What to work on: Pick every line from the data that holds the word "this".

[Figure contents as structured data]
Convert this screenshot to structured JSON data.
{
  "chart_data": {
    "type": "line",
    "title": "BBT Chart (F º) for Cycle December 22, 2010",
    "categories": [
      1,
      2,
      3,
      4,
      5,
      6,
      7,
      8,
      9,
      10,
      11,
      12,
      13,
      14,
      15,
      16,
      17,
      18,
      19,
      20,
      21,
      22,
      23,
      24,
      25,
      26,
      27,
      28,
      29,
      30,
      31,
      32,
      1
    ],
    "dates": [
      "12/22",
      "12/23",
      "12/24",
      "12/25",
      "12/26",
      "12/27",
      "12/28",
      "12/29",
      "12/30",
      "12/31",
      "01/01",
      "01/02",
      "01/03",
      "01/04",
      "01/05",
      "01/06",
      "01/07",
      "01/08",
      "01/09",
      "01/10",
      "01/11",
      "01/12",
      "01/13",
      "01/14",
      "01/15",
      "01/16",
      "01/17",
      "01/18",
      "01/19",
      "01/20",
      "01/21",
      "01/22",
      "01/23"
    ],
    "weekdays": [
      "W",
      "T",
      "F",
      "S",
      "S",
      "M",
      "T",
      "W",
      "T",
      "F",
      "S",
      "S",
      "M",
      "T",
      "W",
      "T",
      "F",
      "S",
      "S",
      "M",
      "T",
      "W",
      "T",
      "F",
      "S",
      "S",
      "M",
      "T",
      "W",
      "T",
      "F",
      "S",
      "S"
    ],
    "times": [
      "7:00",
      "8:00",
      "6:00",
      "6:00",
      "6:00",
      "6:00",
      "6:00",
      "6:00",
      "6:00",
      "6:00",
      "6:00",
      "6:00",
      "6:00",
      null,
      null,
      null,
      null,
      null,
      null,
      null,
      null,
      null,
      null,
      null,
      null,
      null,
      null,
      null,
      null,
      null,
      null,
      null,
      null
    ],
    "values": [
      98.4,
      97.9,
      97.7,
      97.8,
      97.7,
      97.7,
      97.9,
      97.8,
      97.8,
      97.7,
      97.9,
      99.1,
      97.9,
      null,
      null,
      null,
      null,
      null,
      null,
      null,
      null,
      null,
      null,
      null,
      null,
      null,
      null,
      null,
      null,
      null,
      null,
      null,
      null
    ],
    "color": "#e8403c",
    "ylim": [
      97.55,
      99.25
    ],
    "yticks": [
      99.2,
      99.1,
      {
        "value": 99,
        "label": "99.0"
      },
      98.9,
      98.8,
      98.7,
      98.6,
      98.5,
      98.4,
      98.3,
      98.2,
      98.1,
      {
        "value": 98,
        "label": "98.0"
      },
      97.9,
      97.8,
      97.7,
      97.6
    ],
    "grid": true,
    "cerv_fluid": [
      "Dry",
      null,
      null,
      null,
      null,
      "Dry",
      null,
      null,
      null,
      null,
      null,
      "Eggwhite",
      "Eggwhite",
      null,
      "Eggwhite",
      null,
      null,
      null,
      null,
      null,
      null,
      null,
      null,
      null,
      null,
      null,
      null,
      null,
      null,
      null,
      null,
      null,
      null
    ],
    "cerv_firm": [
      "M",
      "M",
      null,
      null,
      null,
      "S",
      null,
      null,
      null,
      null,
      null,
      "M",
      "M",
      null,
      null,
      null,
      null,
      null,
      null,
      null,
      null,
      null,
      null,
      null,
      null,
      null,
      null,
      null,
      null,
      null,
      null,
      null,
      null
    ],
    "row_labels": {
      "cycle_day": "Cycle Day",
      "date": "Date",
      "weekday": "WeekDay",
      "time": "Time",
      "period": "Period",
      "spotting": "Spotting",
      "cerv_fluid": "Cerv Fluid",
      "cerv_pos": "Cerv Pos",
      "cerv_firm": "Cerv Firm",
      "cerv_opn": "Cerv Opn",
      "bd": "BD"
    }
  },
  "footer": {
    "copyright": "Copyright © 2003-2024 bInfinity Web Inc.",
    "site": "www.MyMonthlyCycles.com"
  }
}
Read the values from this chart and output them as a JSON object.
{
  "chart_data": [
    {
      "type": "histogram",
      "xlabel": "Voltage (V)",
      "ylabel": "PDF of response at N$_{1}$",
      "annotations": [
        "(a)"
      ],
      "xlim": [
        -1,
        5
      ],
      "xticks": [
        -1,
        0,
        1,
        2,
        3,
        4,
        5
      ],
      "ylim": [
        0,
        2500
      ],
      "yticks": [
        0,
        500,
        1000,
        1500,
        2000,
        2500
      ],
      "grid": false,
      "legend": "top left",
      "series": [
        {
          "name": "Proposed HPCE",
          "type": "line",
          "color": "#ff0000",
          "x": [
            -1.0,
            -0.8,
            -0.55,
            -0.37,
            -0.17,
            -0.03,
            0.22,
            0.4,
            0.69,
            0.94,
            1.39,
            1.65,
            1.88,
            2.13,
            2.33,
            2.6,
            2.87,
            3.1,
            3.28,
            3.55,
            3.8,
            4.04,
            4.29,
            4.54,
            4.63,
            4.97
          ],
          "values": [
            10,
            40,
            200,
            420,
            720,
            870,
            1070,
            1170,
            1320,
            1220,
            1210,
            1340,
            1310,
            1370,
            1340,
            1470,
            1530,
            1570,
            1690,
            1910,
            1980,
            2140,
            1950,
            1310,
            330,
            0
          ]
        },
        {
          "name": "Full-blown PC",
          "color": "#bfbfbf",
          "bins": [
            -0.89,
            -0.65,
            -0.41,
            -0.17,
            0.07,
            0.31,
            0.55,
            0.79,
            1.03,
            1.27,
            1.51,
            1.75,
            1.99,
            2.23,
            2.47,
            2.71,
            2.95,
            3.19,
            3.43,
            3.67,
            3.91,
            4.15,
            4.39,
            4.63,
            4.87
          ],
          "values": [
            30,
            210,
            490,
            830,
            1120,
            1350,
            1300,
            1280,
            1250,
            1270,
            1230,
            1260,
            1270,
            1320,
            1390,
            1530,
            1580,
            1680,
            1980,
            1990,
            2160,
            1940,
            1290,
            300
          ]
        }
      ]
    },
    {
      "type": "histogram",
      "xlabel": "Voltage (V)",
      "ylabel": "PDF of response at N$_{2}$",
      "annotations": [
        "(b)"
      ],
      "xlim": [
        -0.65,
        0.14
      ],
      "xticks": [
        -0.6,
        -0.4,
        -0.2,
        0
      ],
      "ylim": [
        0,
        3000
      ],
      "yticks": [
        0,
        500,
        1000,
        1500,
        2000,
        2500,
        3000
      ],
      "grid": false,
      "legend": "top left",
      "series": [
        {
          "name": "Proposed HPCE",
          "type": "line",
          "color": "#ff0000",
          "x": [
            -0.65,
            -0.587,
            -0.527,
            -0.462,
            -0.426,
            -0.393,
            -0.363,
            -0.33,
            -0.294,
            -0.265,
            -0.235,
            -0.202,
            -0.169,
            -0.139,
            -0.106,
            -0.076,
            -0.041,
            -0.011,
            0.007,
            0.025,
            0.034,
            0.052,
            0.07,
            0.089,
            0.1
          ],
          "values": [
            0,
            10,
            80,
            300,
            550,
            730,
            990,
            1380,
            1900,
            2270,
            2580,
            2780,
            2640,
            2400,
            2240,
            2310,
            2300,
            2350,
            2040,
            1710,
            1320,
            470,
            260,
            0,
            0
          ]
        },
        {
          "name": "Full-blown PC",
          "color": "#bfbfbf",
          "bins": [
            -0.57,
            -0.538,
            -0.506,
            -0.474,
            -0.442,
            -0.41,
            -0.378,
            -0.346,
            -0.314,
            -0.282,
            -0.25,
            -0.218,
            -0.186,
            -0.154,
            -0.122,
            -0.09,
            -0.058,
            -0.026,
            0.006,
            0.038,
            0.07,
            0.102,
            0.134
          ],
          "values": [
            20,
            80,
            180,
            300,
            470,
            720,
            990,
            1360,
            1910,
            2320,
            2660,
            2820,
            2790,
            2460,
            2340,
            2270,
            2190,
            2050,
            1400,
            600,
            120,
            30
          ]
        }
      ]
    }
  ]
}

Answer to the exercise:
Convert this screenshot to structured JSON data.
Read the values from this chart and output them as a JSON object.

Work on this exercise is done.